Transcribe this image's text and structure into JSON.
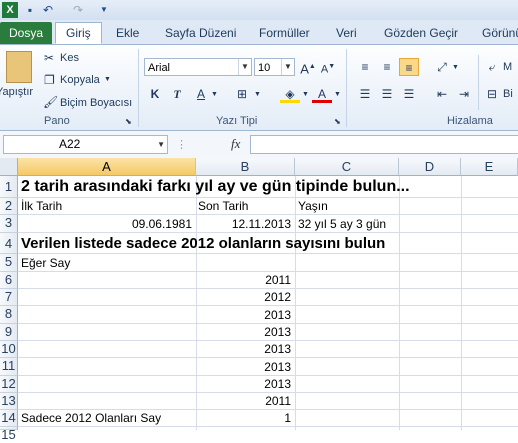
{
  "quick_access": {
    "undo": "↶",
    "redo": "↷"
  },
  "ribbon_tabs": [
    "Dosya",
    "Giriş",
    "Ekle",
    "Sayfa Düzeni",
    "Formüller",
    "Veri",
    "Gözden Geçir",
    "Görünüm"
  ],
  "clipboard": {
    "paste_label": "Yapıştır",
    "cut_label": "Kes",
    "copy_label": "Kopyala",
    "format_painter_label": "Biçim Boyacısı",
    "group_label": "Pano"
  },
  "font": {
    "family": "Arial",
    "size": "10",
    "group_label": "Yazı Tipi",
    "bold": "K",
    "italic": "T",
    "underline": "A"
  },
  "alignment": {
    "group_label": "Hizalama",
    "wrap_label": "M",
    "merge_label": "Bi"
  },
  "formula_bar": {
    "name_box": "A22",
    "fx": "fx",
    "formula": ""
  },
  "columns": [
    "A",
    "B",
    "C",
    "D",
    "E"
  ],
  "rows": [
    "1",
    "2",
    "3",
    "4",
    "5",
    "6",
    "7",
    "8",
    "9",
    "10",
    "11",
    "12",
    "13",
    "14",
    "15"
  ],
  "cells": {
    "r1_a": "2 tarih arasındaki farkı yıl ay ve gün tipinde bulun...",
    "r2_a": "İlk Tarih",
    "r2_b": "Son Tarih",
    "r2_c": "Yaşın",
    "r3_a": "09.06.1981",
    "r3_b": "12.11.2013",
    "r3_c": "32 yıl 5 ay 3 gün",
    "r4_a": "Verilen listede sadece 2012 olanların sayısını bulun",
    "r5_a": "Eğer Say",
    "r6_b": "2011",
    "r7_b": "2012",
    "r8_b": "2013",
    "r9_b": "2013",
    "r10_b": "2013",
    "r11_b": "2013",
    "r12_b": "2013",
    "r13_b": "2011",
    "r14_a": "Sadece 2012 Olanları Say",
    "r14_b": "1"
  },
  "colors": {
    "file_tab": "#2a7c3c",
    "active_header": "#f4c965"
  }
}
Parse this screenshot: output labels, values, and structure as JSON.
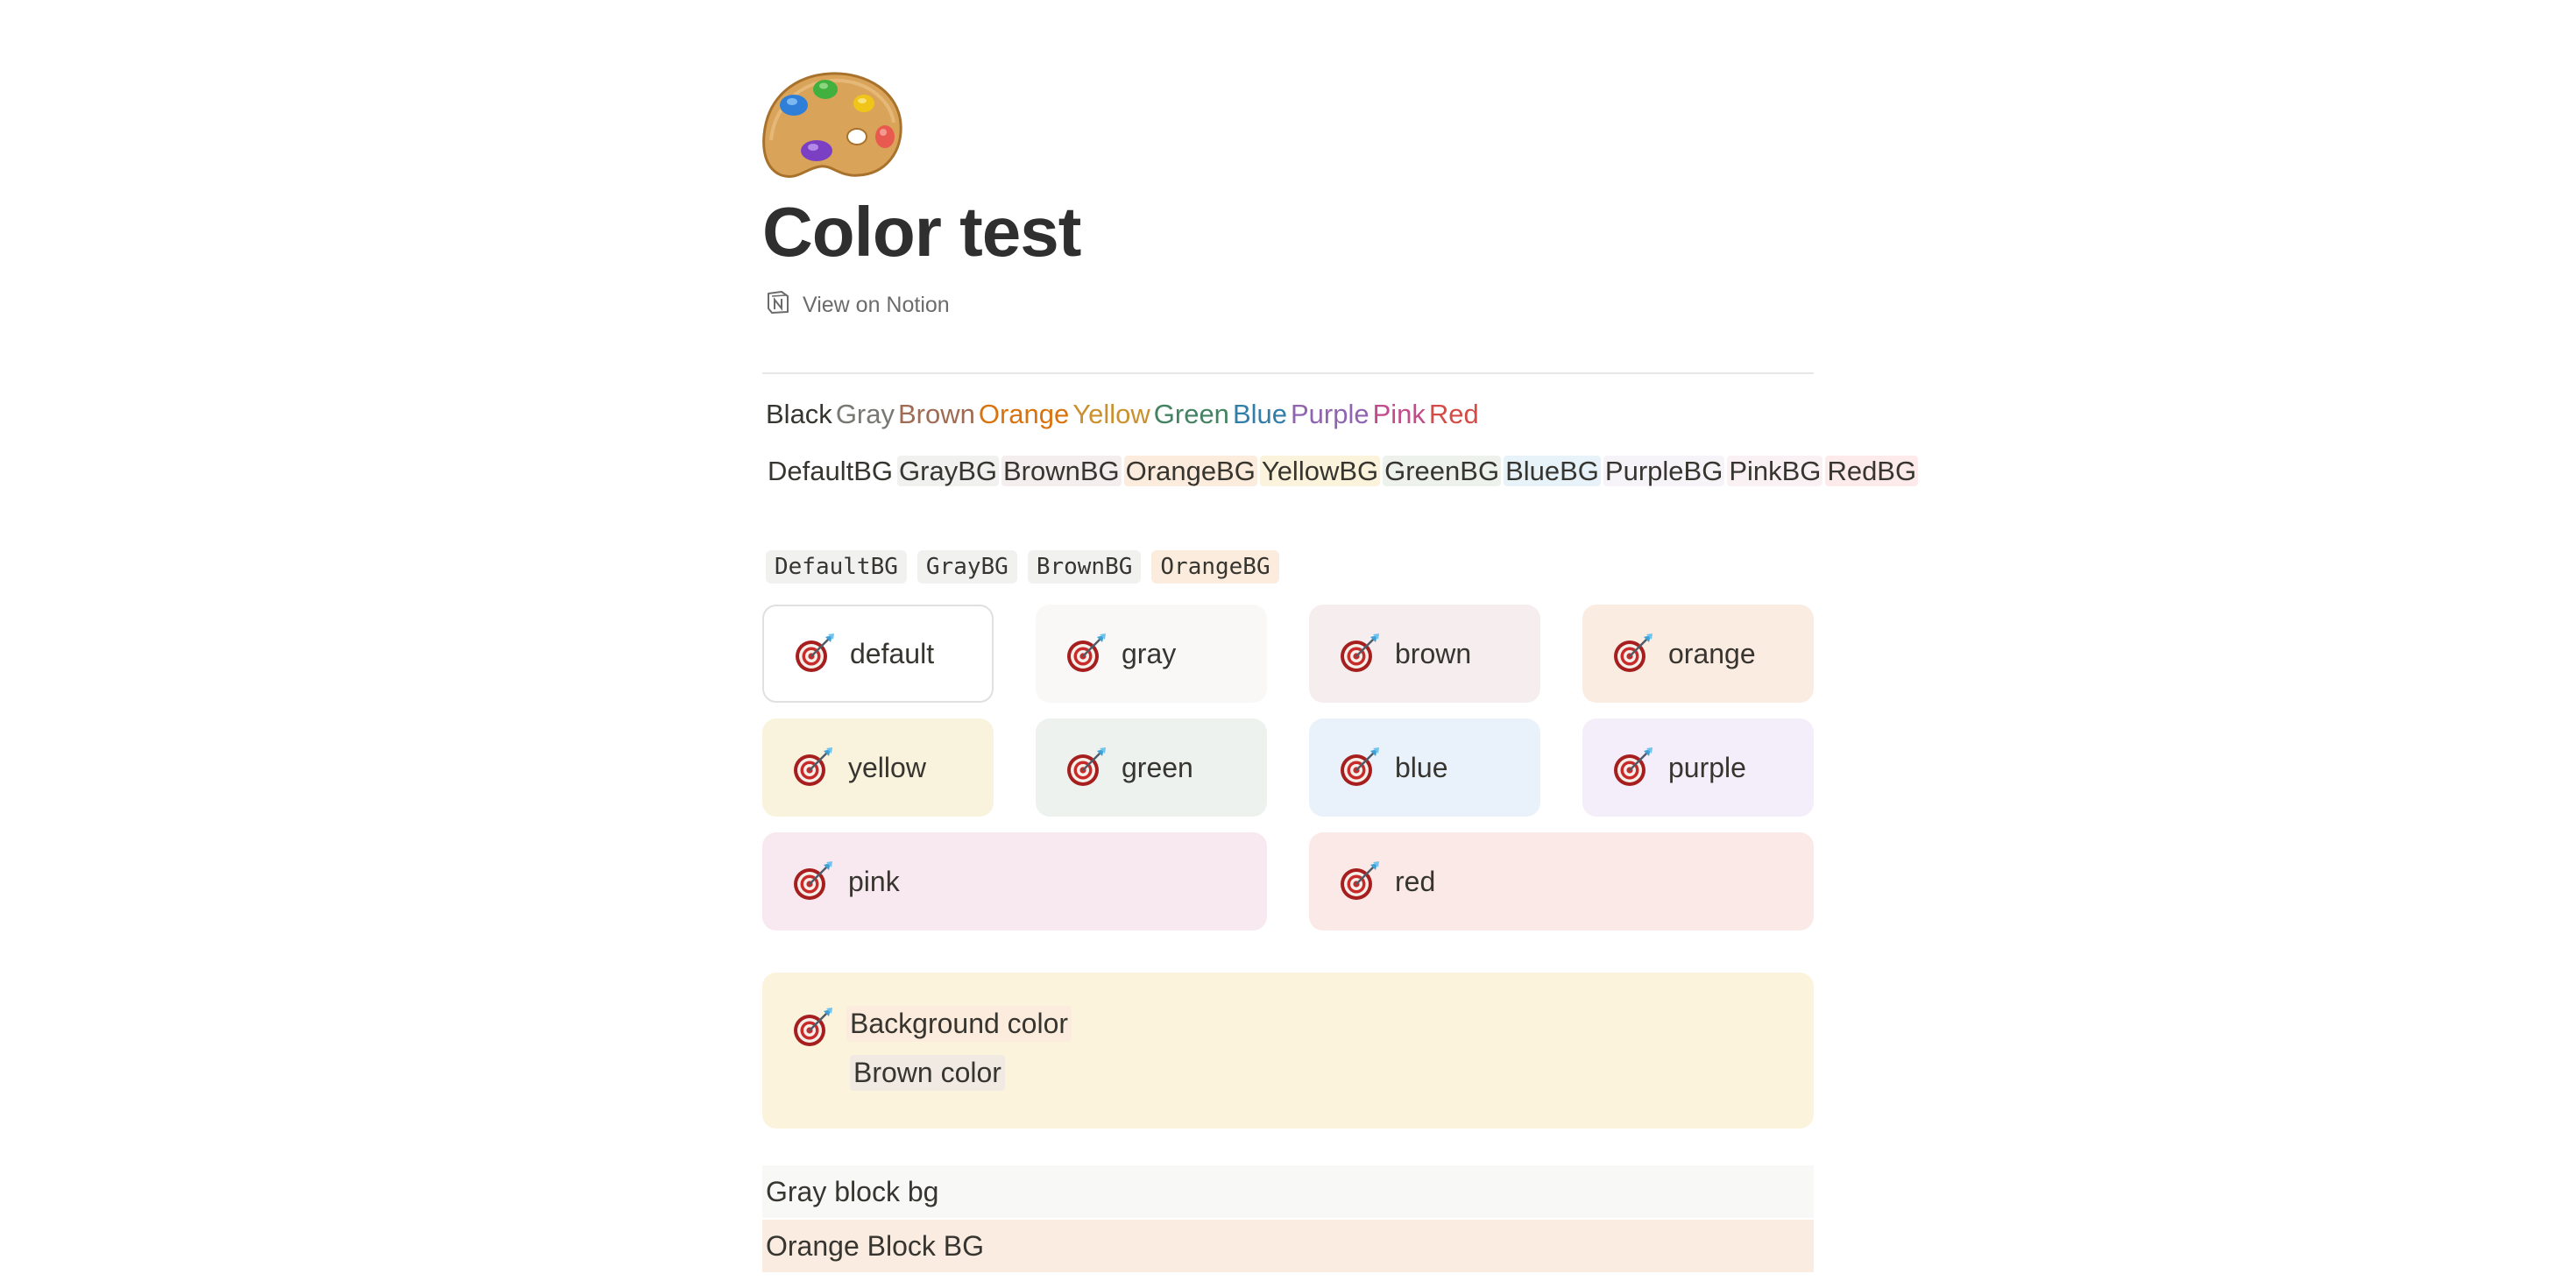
{
  "page": {
    "title": "Color test",
    "page_icon": "artist-palette-icon",
    "view_link": "View on Notion",
    "view_link_icon": "notion-logo-icon"
  },
  "text_colors": [
    {
      "label": "Black",
      "color": "#37352f"
    },
    {
      "label": "Gray",
      "color": "#787774"
    },
    {
      "label": "Brown",
      "color": "#9f6b53"
    },
    {
      "label": "Orange",
      "color": "#d9730d"
    },
    {
      "label": "Yellow",
      "color": "#cb912f"
    },
    {
      "label": "Green",
      "color": "#448361"
    },
    {
      "label": "Blue",
      "color": "#337ea9"
    },
    {
      "label": "Purple",
      "color": "#9065b0"
    },
    {
      "label": "Pink",
      "color": "#c14c8a"
    },
    {
      "label": "Red",
      "color": "#d44c47"
    }
  ],
  "bg_colors": [
    {
      "label": "DefaultBG",
      "bg": "transparent"
    },
    {
      "label": "GrayBG",
      "bg": "#f1f1ef"
    },
    {
      "label": "BrownBG",
      "bg": "#f4eeee"
    },
    {
      "label": "OrangeBG",
      "bg": "#fbecdd"
    },
    {
      "label": "YellowBG",
      "bg": "#fbf3db"
    },
    {
      "label": "GreenBG",
      "bg": "#edf3ec"
    },
    {
      "label": "BlueBG",
      "bg": "#e7f3f8"
    },
    {
      "label": "PurpleBG",
      "bg": "#f6f3f9"
    },
    {
      "label": "PinkBG",
      "bg": "#faf1f5"
    },
    {
      "label": "RedBG",
      "bg": "#fdebec"
    }
  ],
  "code_tags": [
    {
      "label": "DefaultBG",
      "bg": "#f1f1ef"
    },
    {
      "label": "GrayBG",
      "bg": "#f1f1ef"
    },
    {
      "label": "BrownBG",
      "bg": "#f1f1ef"
    },
    {
      "label": "OrangeBG",
      "bg": "#fbecdd"
    }
  ],
  "callouts": [
    {
      "label": "default",
      "bg": "#ffffff",
      "icon": "direct-hit-target-icon"
    },
    {
      "label": "gray",
      "bg": "#f9f8f7",
      "icon": "direct-hit-target-icon"
    },
    {
      "label": "brown",
      "bg": "#f6eeee",
      "icon": "direct-hit-target-icon"
    },
    {
      "label": "orange",
      "bg": "#fbece2",
      "icon": "direct-hit-target-icon"
    },
    {
      "label": "yellow",
      "bg": "#f9f3de",
      "icon": "direct-hit-target-icon"
    },
    {
      "label": "green",
      "bg": "#edf2ee",
      "icon": "direct-hit-target-icon"
    },
    {
      "label": "blue",
      "bg": "#e9f2fb",
      "icon": "direct-hit-target-icon"
    },
    {
      "label": "purple",
      "bg": "#f3eefa",
      "icon": "direct-hit-target-icon"
    },
    {
      "label": "pink",
      "bg": "#f8e8ef",
      "icon": "direct-hit-target-icon"
    },
    {
      "label": "red",
      "bg": "#fae9e7",
      "icon": "direct-hit-target-icon"
    }
  ],
  "big_callout": {
    "icon": "direct-hit-target-icon",
    "line1": "Background color",
    "line2": "Brown color"
  },
  "blocks": [
    {
      "label": "Gray block bg",
      "bg": "#f8f8f7"
    },
    {
      "label": "Orange Block BG",
      "bg": "#fbece2"
    }
  ]
}
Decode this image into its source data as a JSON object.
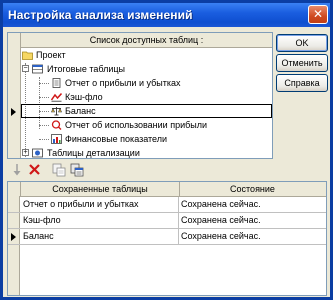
{
  "window": {
    "title": "Настройка анализа изменений",
    "close_glyph": "✕"
  },
  "tree": {
    "header": "Список доступных таблиц :",
    "items": [
      {
        "label": "Проект",
        "icon": "folder-icon"
      },
      {
        "label": "Итоговые таблицы",
        "icon": "table-icon"
      },
      {
        "label": "Отчет о прибыли и убытках",
        "icon": "report-icon"
      },
      {
        "label": "Кэш-фло",
        "icon": "cashflow-icon"
      },
      {
        "label": "Баланс",
        "icon": "balance-icon"
      },
      {
        "label": "Отчет об использовании прибыли",
        "icon": "profit-usage-icon"
      },
      {
        "label": "Финансовые показатели",
        "icon": "indicators-icon"
      },
      {
        "label": "Таблицы детализации",
        "icon": "detail-tables-icon"
      }
    ],
    "selected_index": 4
  },
  "buttons": {
    "ok": "OK",
    "cancel": "Отменить",
    "help": "Справка"
  },
  "toolbar": {
    "icons": [
      "move-down-icon",
      "delete-icon",
      "copy-table-icon",
      "paste-table-icon"
    ]
  },
  "grid": {
    "columns": [
      "Сохраненные таблицы",
      "Состояние"
    ],
    "rows": [
      {
        "table": "Отчет о прибыли и убытках",
        "status": "Сохранена сейчас."
      },
      {
        "table": "Кэш-фло",
        "status": "Сохранена сейчас."
      },
      {
        "table": "Баланс",
        "status": "Сохранена сейчас."
      }
    ],
    "current_row": 2
  },
  "colors": {
    "titlebar": "#1a5ee0",
    "dialog_bg": "#ece9d8",
    "accent_red": "#d01818"
  }
}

## [Exercise prompt]
Leave the pictures out and print the records above exactly as they stand.

## [Completed exercise]
Transcribe this image's text and structure into JSON.
{
  "quick_access": {
    "undo": "↶",
    "redo": "↷"
  },
  "ribbon_tabs": [
    "Dosya",
    "Giriş",
    "Ekle",
    "Sayfa Düzeni",
    "Formüller",
    "Veri",
    "Gözden Geçir",
    "Görünüm"
  ],
  "clipboard": {
    "paste_label": "Yapıştır",
    "cut_label": "Kes",
    "copy_label": "Kopyala",
    "format_painter_label": "Biçim Boyacısı",
    "group_label": "Pano"
  },
  "font": {
    "family": "Arial",
    "size": "10",
    "group_label": "Yazı Tipi",
    "bold": "K",
    "italic": "T",
    "underline": "A"
  },
  "alignment": {
    "group_label": "Hizalama",
    "wrap_label": "M",
    "merge_label": "Bi"
  },
  "formula_bar": {
    "name_box": "A22",
    "fx": "fx",
    "formula": ""
  },
  "columns": [
    "A",
    "B",
    "C",
    "D",
    "E"
  ],
  "rows": [
    "1",
    "2",
    "3",
    "4",
    "5",
    "6",
    "7",
    "8",
    "9",
    "10",
    "11",
    "12",
    "13",
    "14",
    "15"
  ],
  "cells": {
    "r1_a": "2 tarih arasındaki farkı yıl ay ve gün tipinde bulun...",
    "r2_a": "İlk Tarih",
    "r2_b": "Son Tarih",
    "r2_c": "Yaşın",
    "r3_a": "09.06.1981",
    "r3_b": "12.11.2013",
    "r3_c": "32 yıl 5 ay 3 gün",
    "r4_a": "Verilen listede sadece 2012 olanların sayısını bulun",
    "r5_a": "Eğer Say",
    "r6_b": "2011",
    "r7_b": "2012",
    "r8_b": "2013",
    "r9_b": "2013",
    "r10_b": "2013",
    "r11_b": "2013",
    "r12_b": "2013",
    "r13_b": "2011",
    "r14_a": "Sadece 2012 Olanları Say",
    "r14_b": "1"
  },
  "colors": {
    "file_tab": "#2a7c3c",
    "active_header": "#f4c965"
  }
}
Parse this screenshot: output labels, values, and structure as JSON.
{
  "page": {
    "title": "Color test",
    "page_icon": "artist-palette-icon",
    "view_link": "View on Notion",
    "view_link_icon": "notion-logo-icon"
  },
  "text_colors": [
    {
      "label": "Black",
      "color": "#37352f"
    },
    {
      "label": "Gray",
      "color": "#787774"
    },
    {
      "label": "Brown",
      "color": "#9f6b53"
    },
    {
      "label": "Orange",
      "color": "#d9730d"
    },
    {
      "label": "Yellow",
      "color": "#cb912f"
    },
    {
      "label": "Green",
      "color": "#448361"
    },
    {
      "label": "Blue",
      "color": "#337ea9"
    },
    {
      "label": "Purple",
      "color": "#9065b0"
    },
    {
      "label": "Pink",
      "color": "#c14c8a"
    },
    {
      "label": "Red",
      "color": "#d44c47"
    }
  ],
  "bg_colors": [
    {
      "label": "DefaultBG",
      "bg": "transparent"
    },
    {
      "label": "GrayBG",
      "bg": "#f1f1ef"
    },
    {
      "label": "BrownBG",
      "bg": "#f4eeee"
    },
    {
      "label": "OrangeBG",
      "bg": "#fbecdd"
    },
    {
      "label": "YellowBG",
      "bg": "#fbf3db"
    },
    {
      "label": "GreenBG",
      "bg": "#edf3ec"
    },
    {
      "label": "BlueBG",
      "bg": "#e7f3f8"
    },
    {
      "label": "PurpleBG",
      "bg": "#f6f3f9"
    },
    {
      "label": "PinkBG",
      "bg": "#faf1f5"
    },
    {
      "label": "RedBG",
      "bg": "#fdebec"
    }
  ],
  "code_tags": [
    {
      "label": "DefaultBG",
      "bg": "#f1f1ef"
    },
    {
      "label": "GrayBG",
      "bg": "#f1f1ef"
    },
    {
      "label": "BrownBG",
      "bg": "#f1f1ef"
    },
    {
      "label": "OrangeBG",
      "bg": "#fbecdd"
    }
  ],
  "callouts": [
    {
      "label": "default",
      "bg": "#ffffff",
      "icon": "direct-hit-target-icon"
    },
    {
      "label": "gray",
      "bg": "#f9f8f7",
      "icon": "direct-hit-target-icon"
    },
    {
      "label": "brown",
      "bg": "#f6eeee",
      "icon": "direct-hit-target-icon"
    },
    {
      "label": "orange",
      "bg": "#fbece2",
      "icon": "direct-hit-target-icon"
    },
    {
      "label": "yellow",
      "bg": "#f9f3de",
      "icon": "direct-hit-target-icon"
    },
    {
      "label": "green",
      "bg": "#edf2ee",
      "icon": "direct-hit-target-icon"
    },
    {
      "label": "blue",
      "bg": "#e9f2fb",
      "icon": "direct-hit-target-icon"
    },
    {
      "label": "purple",
      "bg": "#f3eefa",
      "icon": "direct-hit-target-icon"
    },
    {
      "label": "pink",
      "bg": "#f8e8ef",
      "icon": "direct-hit-target-icon"
    },
    {
      "label": "red",
      "bg": "#fae9e7",
      "icon": "direct-hit-target-icon"
    }
  ],
  "big_callout": {
    "icon": "direct-hit-target-icon",
    "line1": "Background color",
    "line2": "Brown color"
  },
  "blocks": [
    {
      "label": "Gray block bg",
      "bg": "#f8f8f7"
    },
    {
      "label": "Orange Block BG",
      "bg": "#fbece2"
    }
  ]
}
Decode this image into its source data as a JSON object.
{
  "window": {
    "title": "Настройка анализа изменений",
    "close_glyph": "✕"
  },
  "tree": {
    "header": "Список доступных таблиц :",
    "items": [
      {
        "label": "Проект",
        "icon": "folder-icon"
      },
      {
        "label": "Итоговые таблицы",
        "icon": "table-icon"
      },
      {
        "label": "Отчет о прибыли и убытках",
        "icon": "report-icon"
      },
      {
        "label": "Кэш-фло",
        "icon": "cashflow-icon"
      },
      {
        "label": "Баланс",
        "icon": "balance-icon"
      },
      {
        "label": "Отчет об использовании прибыли",
        "icon": "profit-usage-icon"
      },
      {
        "label": "Финансовые показатели",
        "icon": "indicators-icon"
      },
      {
        "label": "Таблицы детализации",
        "icon": "detail-tables-icon"
      }
    ],
    "selected_index": 4
  },
  "buttons": {
    "ok": "OK",
    "cancel": "Отменить",
    "help": "Справка"
  },
  "toolbar": {
    "icons": [
      "move-down-icon",
      "delete-icon",
      "copy-table-icon",
      "paste-table-icon"
    ]
  },
  "grid": {
    "columns": [
      "Сохраненные таблицы",
      "Состояние"
    ],
    "rows": [
      {
        "table": "Отчет о прибыли и убытках",
        "status": "Сохранена сейчас."
      },
      {
        "table": "Кэш-фло",
        "status": "Сохранена сейчас."
      },
      {
        "table": "Баланс",
        "status": "Сохранена сейчас."
      }
    ],
    "current_row": 2
  },
  "colors": {
    "titlebar": "#1a5ee0",
    "dialog_bg": "#ece9d8",
    "accent_red": "#d01818"
  }
}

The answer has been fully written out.